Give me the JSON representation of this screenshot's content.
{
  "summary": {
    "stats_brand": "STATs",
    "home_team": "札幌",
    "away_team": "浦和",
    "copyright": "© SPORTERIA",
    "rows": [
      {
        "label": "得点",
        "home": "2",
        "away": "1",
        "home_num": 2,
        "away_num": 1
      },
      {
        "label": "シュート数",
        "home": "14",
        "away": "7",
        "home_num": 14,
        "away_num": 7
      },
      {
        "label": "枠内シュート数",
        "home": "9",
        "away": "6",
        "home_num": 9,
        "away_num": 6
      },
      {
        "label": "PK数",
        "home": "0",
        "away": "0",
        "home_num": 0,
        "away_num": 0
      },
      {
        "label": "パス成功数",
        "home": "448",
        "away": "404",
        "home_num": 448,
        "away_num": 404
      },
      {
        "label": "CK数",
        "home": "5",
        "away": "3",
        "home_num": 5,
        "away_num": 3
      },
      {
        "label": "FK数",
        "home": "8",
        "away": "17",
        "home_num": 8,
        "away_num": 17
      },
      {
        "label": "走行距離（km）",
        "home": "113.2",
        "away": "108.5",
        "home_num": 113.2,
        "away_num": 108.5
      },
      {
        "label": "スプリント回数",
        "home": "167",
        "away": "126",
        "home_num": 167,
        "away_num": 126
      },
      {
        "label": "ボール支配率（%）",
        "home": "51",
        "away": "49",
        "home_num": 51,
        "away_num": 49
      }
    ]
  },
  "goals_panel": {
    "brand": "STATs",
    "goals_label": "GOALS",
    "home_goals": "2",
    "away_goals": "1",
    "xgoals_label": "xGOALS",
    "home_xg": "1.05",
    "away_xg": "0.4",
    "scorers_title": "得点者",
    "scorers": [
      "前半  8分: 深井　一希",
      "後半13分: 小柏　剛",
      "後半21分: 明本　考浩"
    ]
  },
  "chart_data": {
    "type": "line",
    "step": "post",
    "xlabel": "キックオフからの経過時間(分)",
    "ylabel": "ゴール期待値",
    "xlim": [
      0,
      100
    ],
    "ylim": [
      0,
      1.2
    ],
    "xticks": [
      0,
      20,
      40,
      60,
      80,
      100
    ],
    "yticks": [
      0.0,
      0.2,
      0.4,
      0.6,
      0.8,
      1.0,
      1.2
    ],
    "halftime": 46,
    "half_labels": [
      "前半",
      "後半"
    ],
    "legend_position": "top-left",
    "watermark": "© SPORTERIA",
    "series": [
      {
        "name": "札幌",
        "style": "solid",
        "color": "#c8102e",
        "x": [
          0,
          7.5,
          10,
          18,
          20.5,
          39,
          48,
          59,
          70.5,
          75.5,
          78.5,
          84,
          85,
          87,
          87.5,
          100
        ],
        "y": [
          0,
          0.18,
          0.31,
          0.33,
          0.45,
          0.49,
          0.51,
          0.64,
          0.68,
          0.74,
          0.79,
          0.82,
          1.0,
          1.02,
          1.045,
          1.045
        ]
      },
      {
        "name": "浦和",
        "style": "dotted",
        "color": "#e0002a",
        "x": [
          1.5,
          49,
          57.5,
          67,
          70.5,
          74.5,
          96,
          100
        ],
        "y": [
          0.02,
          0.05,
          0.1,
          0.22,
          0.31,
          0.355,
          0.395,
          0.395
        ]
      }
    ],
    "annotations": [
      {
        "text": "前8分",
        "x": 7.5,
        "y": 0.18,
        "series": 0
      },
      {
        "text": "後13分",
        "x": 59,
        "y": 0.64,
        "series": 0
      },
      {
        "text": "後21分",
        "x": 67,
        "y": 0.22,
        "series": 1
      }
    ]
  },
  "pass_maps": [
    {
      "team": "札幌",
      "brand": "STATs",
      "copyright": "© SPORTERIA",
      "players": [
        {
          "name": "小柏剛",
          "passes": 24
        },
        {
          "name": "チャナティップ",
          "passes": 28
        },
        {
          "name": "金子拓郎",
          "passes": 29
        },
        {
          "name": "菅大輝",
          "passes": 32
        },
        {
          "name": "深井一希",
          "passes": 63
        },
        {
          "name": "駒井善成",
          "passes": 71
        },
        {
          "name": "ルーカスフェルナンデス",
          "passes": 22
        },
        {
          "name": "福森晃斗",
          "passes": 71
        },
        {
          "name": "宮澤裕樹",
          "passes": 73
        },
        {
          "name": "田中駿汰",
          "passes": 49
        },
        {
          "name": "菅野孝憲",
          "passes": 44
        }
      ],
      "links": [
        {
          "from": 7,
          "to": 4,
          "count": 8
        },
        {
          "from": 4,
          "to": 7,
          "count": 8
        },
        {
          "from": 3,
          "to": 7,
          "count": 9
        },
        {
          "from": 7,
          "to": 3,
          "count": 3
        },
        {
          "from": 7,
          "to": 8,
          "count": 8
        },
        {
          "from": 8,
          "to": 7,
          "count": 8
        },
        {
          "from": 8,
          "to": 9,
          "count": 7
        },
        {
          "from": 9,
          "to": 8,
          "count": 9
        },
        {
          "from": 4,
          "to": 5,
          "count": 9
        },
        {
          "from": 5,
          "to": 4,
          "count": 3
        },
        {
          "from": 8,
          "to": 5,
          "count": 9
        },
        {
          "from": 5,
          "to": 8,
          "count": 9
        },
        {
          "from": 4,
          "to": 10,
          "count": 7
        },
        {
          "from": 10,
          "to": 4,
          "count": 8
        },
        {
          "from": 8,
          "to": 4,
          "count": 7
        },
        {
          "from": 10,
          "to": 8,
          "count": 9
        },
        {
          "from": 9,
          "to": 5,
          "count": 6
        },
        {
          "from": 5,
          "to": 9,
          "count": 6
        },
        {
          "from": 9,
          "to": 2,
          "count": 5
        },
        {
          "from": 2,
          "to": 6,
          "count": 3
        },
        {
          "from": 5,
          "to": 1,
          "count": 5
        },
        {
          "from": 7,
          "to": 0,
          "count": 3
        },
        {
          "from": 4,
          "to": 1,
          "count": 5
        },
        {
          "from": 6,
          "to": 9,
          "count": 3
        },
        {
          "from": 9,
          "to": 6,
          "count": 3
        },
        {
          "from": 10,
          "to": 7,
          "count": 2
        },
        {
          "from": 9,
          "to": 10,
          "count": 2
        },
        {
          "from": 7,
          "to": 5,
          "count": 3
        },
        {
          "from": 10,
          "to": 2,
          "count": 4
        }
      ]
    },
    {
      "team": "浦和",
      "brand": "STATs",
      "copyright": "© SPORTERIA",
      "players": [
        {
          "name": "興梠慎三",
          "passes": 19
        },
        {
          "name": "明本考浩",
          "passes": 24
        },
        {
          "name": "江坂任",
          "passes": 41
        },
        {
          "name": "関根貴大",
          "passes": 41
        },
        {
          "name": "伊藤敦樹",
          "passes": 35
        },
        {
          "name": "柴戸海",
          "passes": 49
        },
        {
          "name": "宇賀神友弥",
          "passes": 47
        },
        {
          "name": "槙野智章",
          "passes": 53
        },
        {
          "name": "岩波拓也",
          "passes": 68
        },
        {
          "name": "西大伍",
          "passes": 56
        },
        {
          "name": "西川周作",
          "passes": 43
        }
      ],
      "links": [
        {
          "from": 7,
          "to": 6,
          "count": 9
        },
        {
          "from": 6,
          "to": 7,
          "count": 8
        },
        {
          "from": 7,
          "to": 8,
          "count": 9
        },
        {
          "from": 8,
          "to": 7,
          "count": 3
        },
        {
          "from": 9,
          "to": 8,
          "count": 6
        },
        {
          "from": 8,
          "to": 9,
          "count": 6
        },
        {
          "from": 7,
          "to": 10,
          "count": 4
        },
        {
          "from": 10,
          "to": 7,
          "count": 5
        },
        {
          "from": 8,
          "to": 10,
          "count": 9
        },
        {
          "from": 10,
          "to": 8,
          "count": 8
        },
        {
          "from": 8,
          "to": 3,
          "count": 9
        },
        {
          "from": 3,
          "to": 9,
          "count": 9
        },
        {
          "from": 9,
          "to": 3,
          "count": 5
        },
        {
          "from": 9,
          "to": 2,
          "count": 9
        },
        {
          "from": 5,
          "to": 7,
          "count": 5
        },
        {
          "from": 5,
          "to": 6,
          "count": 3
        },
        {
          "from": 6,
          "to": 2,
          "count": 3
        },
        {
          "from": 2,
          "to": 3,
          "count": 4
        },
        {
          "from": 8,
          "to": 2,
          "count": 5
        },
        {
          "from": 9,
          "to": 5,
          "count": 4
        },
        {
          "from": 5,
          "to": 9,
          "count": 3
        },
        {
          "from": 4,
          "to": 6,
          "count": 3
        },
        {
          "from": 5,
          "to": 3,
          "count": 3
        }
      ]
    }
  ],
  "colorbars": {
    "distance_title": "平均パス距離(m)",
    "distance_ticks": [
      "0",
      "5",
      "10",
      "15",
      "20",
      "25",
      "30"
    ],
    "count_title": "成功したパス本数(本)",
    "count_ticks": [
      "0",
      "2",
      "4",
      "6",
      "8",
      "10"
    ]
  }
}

┄┄┄┄┄┄┄┄┄┄

WORK INSTRUCTIONS =>
Scan the material and collect every line that contains "STATs".

REPLY =>
    "stats_brand": "STATs",
    "brand": "STATs",
      "brand": "STATs",
      "brand": "STATs",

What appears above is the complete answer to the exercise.